> _AIM_: Could you repeat the records below exactly, leaving out any pictures?

---------- PROVIDED ENTRIES

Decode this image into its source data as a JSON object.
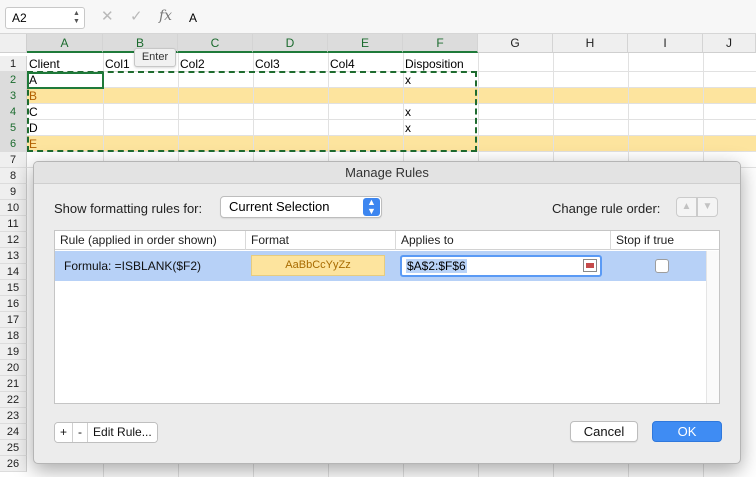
{
  "formula_bar": {
    "name_box": "A2",
    "cancel_glyph": "✕",
    "enter_glyph": "✓",
    "fx_label": "fx",
    "formula_value": "A"
  },
  "tooltip": "Enter",
  "columns": [
    "A",
    "B",
    "C",
    "D",
    "E",
    "F",
    "G",
    "H",
    "I",
    "J"
  ],
  "rows": [
    "1",
    "2",
    "3",
    "4",
    "5",
    "6",
    "7",
    "8",
    "9",
    "10",
    "11",
    "12",
    "13",
    "14",
    "15",
    "16",
    "17",
    "18",
    "19",
    "20",
    "21",
    "22",
    "23",
    "24",
    "25",
    "26"
  ],
  "cells": {
    "r1": [
      "Client",
      "Col1",
      "Col2",
      "Col3",
      "Col4",
      "Disposition"
    ],
    "a2": "A",
    "f2": "x",
    "a3": "B",
    "a4": "C",
    "f4": "x",
    "a5": "D",
    "f5": "x",
    "a6": "E"
  },
  "colors": {
    "highlight_fill": "#fde49e",
    "highlight_text": "#b15f00",
    "selection_green": "#1f7a3a",
    "dialog_selection": "#b7d1f7",
    "accent_blue": "#3f8cf3"
  },
  "dialog": {
    "title": "Manage Rules",
    "show_label": "Show formatting rules for:",
    "scope_value": "Current Selection",
    "order_label": "Change rule order:",
    "headers": {
      "rule": "Rule (applied in order shown)",
      "format": "Format",
      "applies": "Applies to",
      "stop": "Stop if true"
    },
    "rule": {
      "formula": "Formula: =ISBLANK($F2)",
      "preview": "AaBbCcYyZz",
      "applies_to": "$A$2:$F$6",
      "stop_if_true": false
    },
    "add_label": "+",
    "remove_label": "-",
    "edit_label": "Edit Rule...",
    "cancel_label": "Cancel",
    "ok_label": "OK"
  }
}
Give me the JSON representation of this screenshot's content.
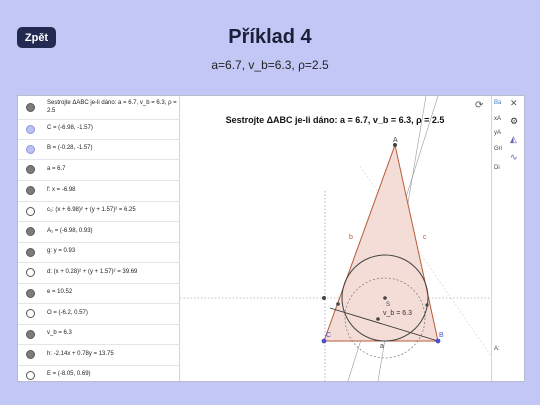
{
  "header": {
    "back_label": "Zpět",
    "title": "Příklad 4",
    "subtitle": "a=6.7, v_b=6.3, ρ=2.5"
  },
  "algebra": {
    "rows": [
      {
        "text": "Sestrojte ΔABC je-li dáno: a = 6.7, v_b = 6.3, ρ = 2.5",
        "dot": "on-gray"
      },
      {
        "text": "C = (-6.98, -1.57)",
        "dot": "on-blue"
      },
      {
        "text": "B = (-0.28, -1.57)",
        "dot": "on-blue"
      },
      {
        "text": "a = 6.7",
        "dot": "on-gray"
      },
      {
        "text": "f: x = -6.98",
        "dot": "on-gray"
      },
      {
        "text": "c₁: (x + 6.98)² + (y + 1.57)² = 6.25",
        "dot": "off"
      },
      {
        "text": "A₁ = (-6.98, 0.93)",
        "dot": "on-gray"
      },
      {
        "text": "g: y = 0.93",
        "dot": "on-gray"
      },
      {
        "text": "d: (x + 0.28)² + (y + 1.57)² = 39.69",
        "dot": "off"
      },
      {
        "text": "e = 10.52",
        "dot": "on-gray"
      },
      {
        "text": "O = (-6.2, 0.57)",
        "dot": "off"
      },
      {
        "text": "v_b = 6.3",
        "dot": "on-gray"
      },
      {
        "text": "h: -2.14x + 0.78y = 13.75",
        "dot": "on-gray"
      },
      {
        "text": "E = (-8.05, 0.69)",
        "dot": "off"
      }
    ]
  },
  "graphics": {
    "title": "Sestrojte ΔABC je-li dáno: a = 6.7, v_b = 6.3, ρ = 2.5",
    "labels": {
      "A": "A",
      "B": "B",
      "C": "C",
      "a": "a",
      "b": "b",
      "c": "c",
      "vb": "v_b = 6.3",
      "s": "S"
    },
    "colors": {
      "triangle_fill": "#f3ddd6",
      "triangle_edge": "#b85a3a",
      "point_blue": "#4a52c8",
      "circle": "#444444"
    }
  },
  "sidepanel": {
    "items": [
      "Ba",
      "xA",
      "yA",
      "Gri",
      "Di",
      "A:"
    ]
  },
  "icons": {
    "refresh": "refresh-icon",
    "close": "close-icon",
    "gear": "gear-icon",
    "style": "style-icon",
    "function": "function-icon"
  }
}
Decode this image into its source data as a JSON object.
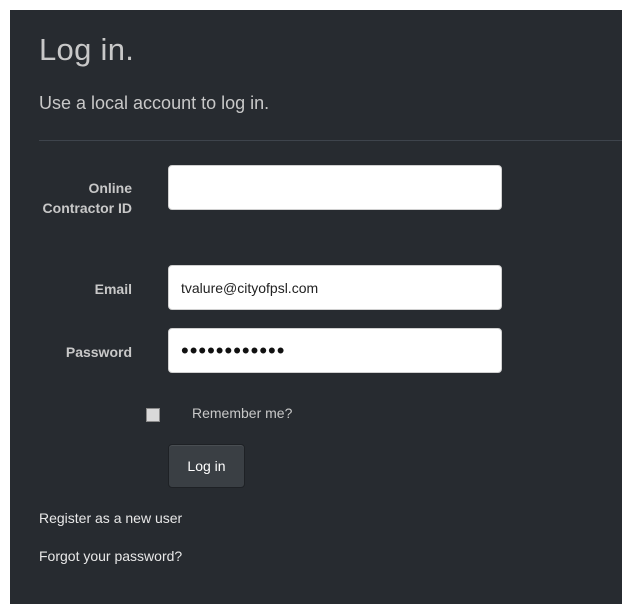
{
  "header": {
    "title": "Log in.",
    "subtitle": "Use a local account to log in."
  },
  "form": {
    "contractor_id": {
      "label": "Online Contractor ID",
      "value": ""
    },
    "email": {
      "label": "Email",
      "value": "tvalure@cityofpsl.com"
    },
    "password": {
      "label": "Password",
      "value": "passwordtext"
    },
    "remember": {
      "label": "Remember me?",
      "checked": false
    },
    "submit_label": "Log in"
  },
  "links": {
    "register": "Register as a new user",
    "forgot": "Forgot your password?"
  }
}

--------------------

> _RESPONSE TO THE TASK_:
Decode this image into its source data as a JSON object.
{
  "formula_bar": {
    "name_box": "A2",
    "cancel_glyph": "✕",
    "enter_glyph": "✓",
    "fx_label": "fx",
    "formula_value": "A"
  },
  "tooltip": "Enter",
  "columns": [
    "A",
    "B",
    "C",
    "D",
    "E",
    "F",
    "G",
    "H",
    "I",
    "J"
  ],
  "rows": [
    "1",
    "2",
    "3",
    "4",
    "5",
    "6",
    "7",
    "8",
    "9",
    "10",
    "11",
    "12",
    "13",
    "14",
    "15",
    "16",
    "17",
    "18",
    "19",
    "20",
    "21",
    "22",
    "23",
    "24",
    "25",
    "26"
  ],
  "cells": {
    "r1": [
      "Client",
      "Col1",
      "Col2",
      "Col3",
      "Col4",
      "Disposition"
    ],
    "a2": "A",
    "f2": "x",
    "a3": "B",
    "a4": "C",
    "f4": "x",
    "a5": "D",
    "f5": "x",
    "a6": "E"
  },
  "colors": {
    "highlight_fill": "#fde49e",
    "highlight_text": "#b15f00",
    "selection_green": "#1f7a3a",
    "dialog_selection": "#b7d1f7",
    "accent_blue": "#3f8cf3"
  },
  "dialog": {
    "title": "Manage Rules",
    "show_label": "Show formatting rules for:",
    "scope_value": "Current Selection",
    "order_label": "Change rule order:",
    "headers": {
      "rule": "Rule (applied in order shown)",
      "format": "Format",
      "applies": "Applies to",
      "stop": "Stop if true"
    },
    "rule": {
      "formula": "Formula: =ISBLANK($F2)",
      "preview": "AaBbCcYyZz",
      "applies_to": "$A$2:$F$6",
      "stop_if_true": false
    },
    "add_label": "+",
    "remove_label": "-",
    "edit_label": "Edit Rule...",
    "cancel_label": "Cancel",
    "ok_label": "OK"
  }
}
Give me the JSON representation of this screenshot's content.
{
  "header": {
    "back_label": "Zpět",
    "title": "Příklad 4",
    "subtitle": "a=6.7, v_b=6.3, ρ=2.5"
  },
  "algebra": {
    "rows": [
      {
        "text": "Sestrojte ΔABC je-li dáno: a = 6.7, v_b = 6.3, ρ = 2.5",
        "dot": "on-gray"
      },
      {
        "text": "C = (-6.98, -1.57)",
        "dot": "on-blue"
      },
      {
        "text": "B = (-0.28, -1.57)",
        "dot": "on-blue"
      },
      {
        "text": "a = 6.7",
        "dot": "on-gray"
      },
      {
        "text": "f: x = -6.98",
        "dot": "on-gray"
      },
      {
        "text": "c₁: (x + 6.98)² + (y + 1.57)² = 6.25",
        "dot": "off"
      },
      {
        "text": "A₁ = (-6.98, 0.93)",
        "dot": "on-gray"
      },
      {
        "text": "g: y = 0.93",
        "dot": "on-gray"
      },
      {
        "text": "d: (x + 0.28)² + (y + 1.57)² = 39.69",
        "dot": "off"
      },
      {
        "text": "e = 10.52",
        "dot": "on-gray"
      },
      {
        "text": "O = (-6.2, 0.57)",
        "dot": "off"
      },
      {
        "text": "v_b = 6.3",
        "dot": "on-gray"
      },
      {
        "text": "h: -2.14x + 0.78y = 13.75",
        "dot": "on-gray"
      },
      {
        "text": "E = (-8.05, 0.69)",
        "dot": "off"
      }
    ]
  },
  "graphics": {
    "title": "Sestrojte ΔABC je-li dáno: a = 6.7, v_b = 6.3, ρ = 2.5",
    "labels": {
      "A": "A",
      "B": "B",
      "C": "C",
      "a": "a",
      "b": "b",
      "c": "c",
      "vb": "v_b = 6.3",
      "s": "S"
    },
    "colors": {
      "triangle_fill": "#f3ddd6",
      "triangle_edge": "#b85a3a",
      "point_blue": "#4a52c8",
      "circle": "#444444"
    }
  },
  "sidepanel": {
    "items": [
      "Ba",
      "xA",
      "yA",
      "Gri",
      "Di",
      "A:"
    ]
  },
  "icons": {
    "refresh": "refresh-icon",
    "close": "close-icon",
    "gear": "gear-icon",
    "style": "style-icon",
    "function": "function-icon"
  }
}
Decode this image into its source data as a JSON object.
{
  "header": {
    "title": "Log in.",
    "subtitle": "Use a local account to log in."
  },
  "form": {
    "contractor_id": {
      "label": "Online Contractor ID",
      "value": ""
    },
    "email": {
      "label": "Email",
      "value": "tvalure@cityofpsl.com"
    },
    "password": {
      "label": "Password",
      "value": "passwordtext"
    },
    "remember": {
      "label": "Remember me?",
      "checked": false
    },
    "submit_label": "Log in"
  },
  "links": {
    "register": "Register as a new user",
    "forgot": "Forgot your password?"
  }
}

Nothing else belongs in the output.